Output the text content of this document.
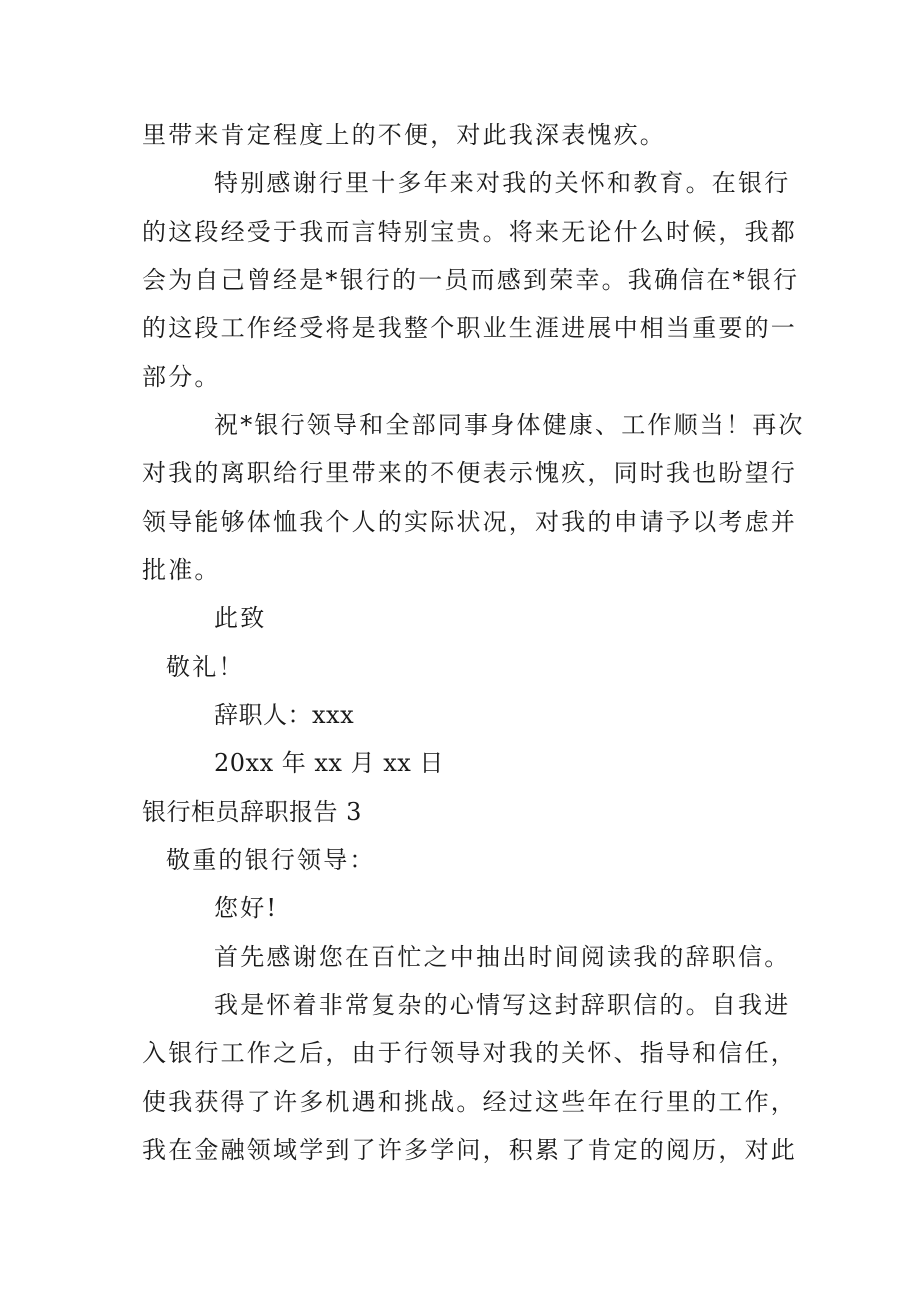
里带来肯定程度上的不便，对此我深表愧疚。
特别感谢行里十多年来对我的关怀和教育。在银行
的这段经受于我而言特别宝贵。将来无论什么时候，我都
会为自己曾经是*银行的一员而感到荣幸。我确信在*银行
的这段工作经受将是我整个职业生涯进展中相当重要的一
部分。
祝*银行领导和全部同事身体健康、工作顺当！再次
对我的离职给行里带来的不便表示愧疚，同时我也盼望行
领导能够体恤我个人的实际状况，对我的申请予以考虑并
批准。
此致
敬礼！
辞职人：xxx
20xx 年 xx 月 xx 日
银行柜员辞职报告 3
敬重的银行领导：
您好!
首先感谢您在百忙之中抽出时间阅读我的辞职信。
我是怀着非常复杂的心情写这封辞职信的。自我进
入银行工作之后，由于行领导对我的关怀、指导和信任，
使我获得了许多机遇和挑战。经过这些年在行里的工作，
我在金融领域学到了许多学问，积累了肯定的阅历，对此
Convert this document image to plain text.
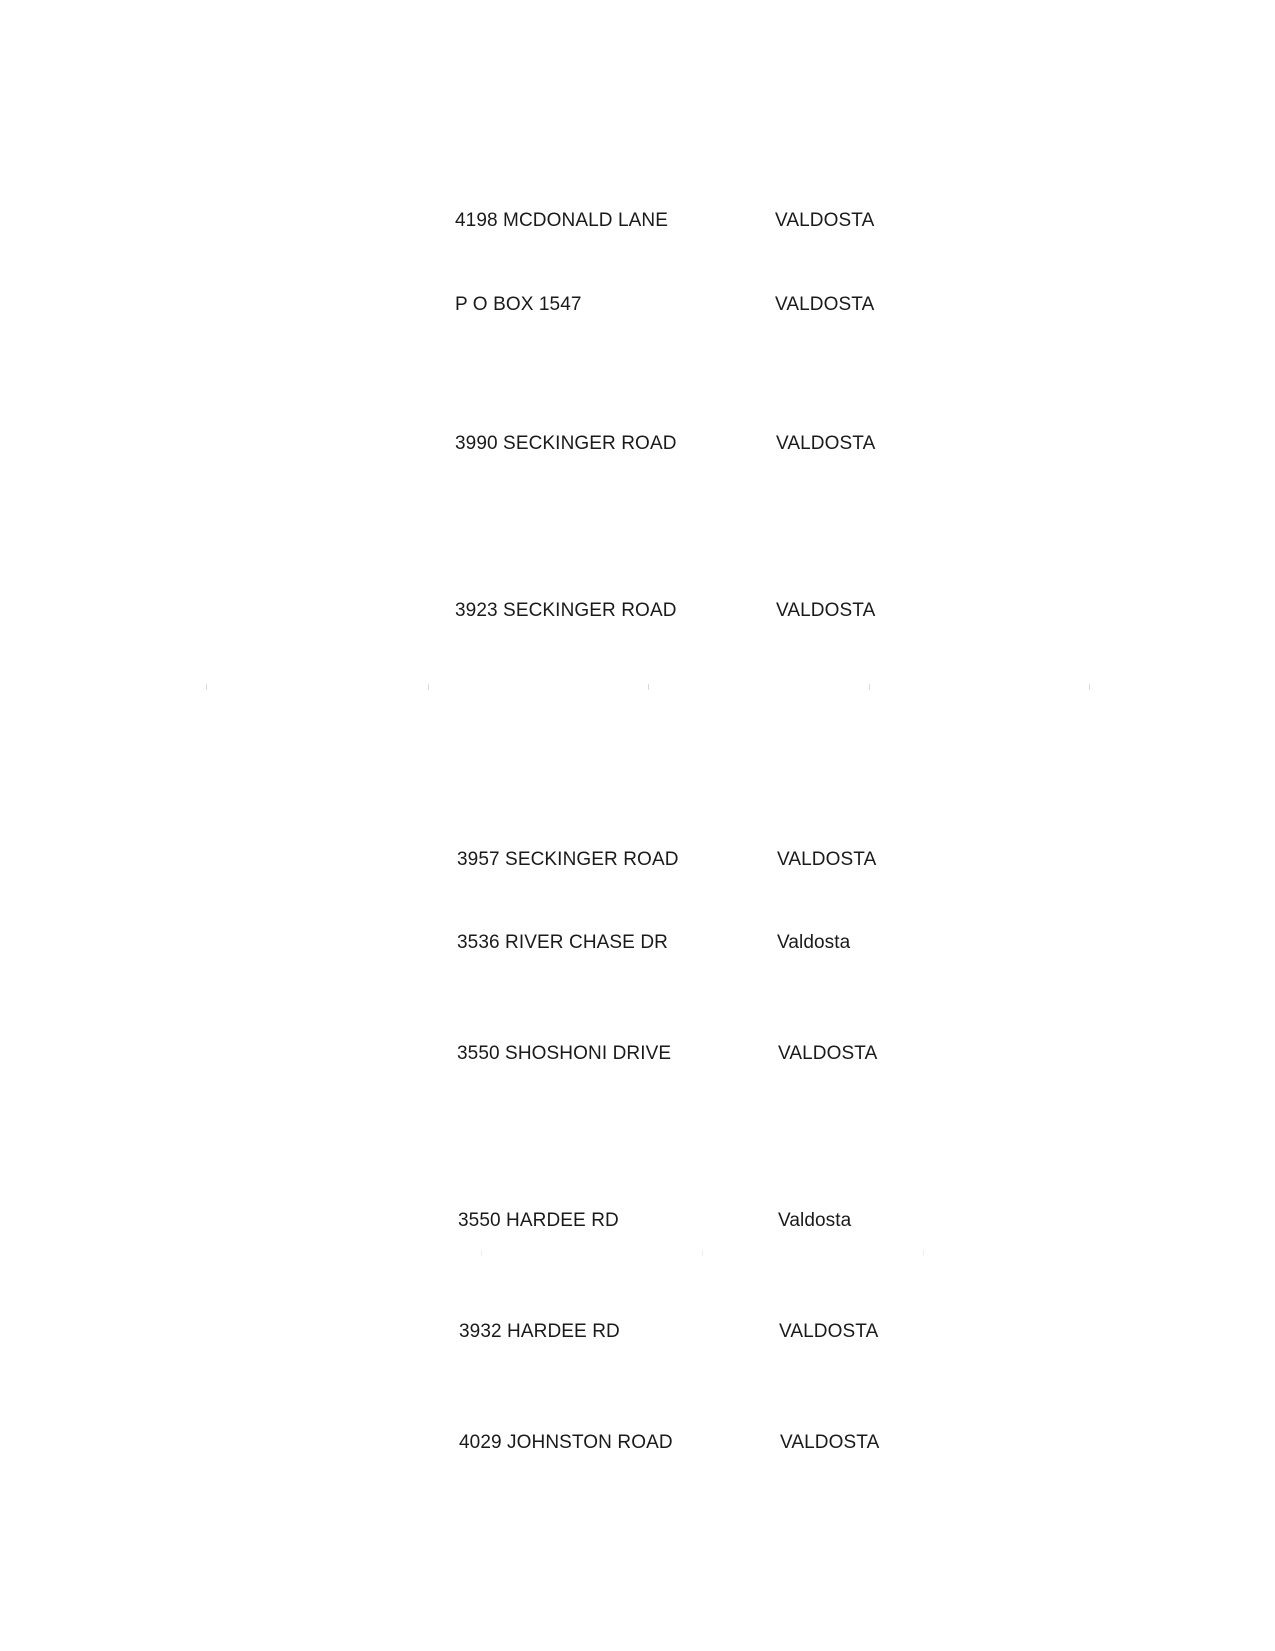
4198 MCDONALD LANE	VALDOSTA
P O BOX 1547	VALDOSTA
3990 SECKINGER ROAD	VALDOSTA
3923 SECKINGER ROAD	VALDOSTA
3957 SECKINGER ROAD	VALDOSTA
3536 RIVER CHASE DR	Valdosta
3550 SHOSHONI DRIVE	VALDOSTA
3550 HARDEE RD	Valdosta
3932 HARDEE RD	VALDOSTA
4029 JOHNSTON ROAD	VALDOSTA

**Aim of the task:** Lines holding the word "document" in the entries above are the ones to pull out. Copy them all.

**Reply to the task:**
Output the text content of this document.
Convert this document image to plain text.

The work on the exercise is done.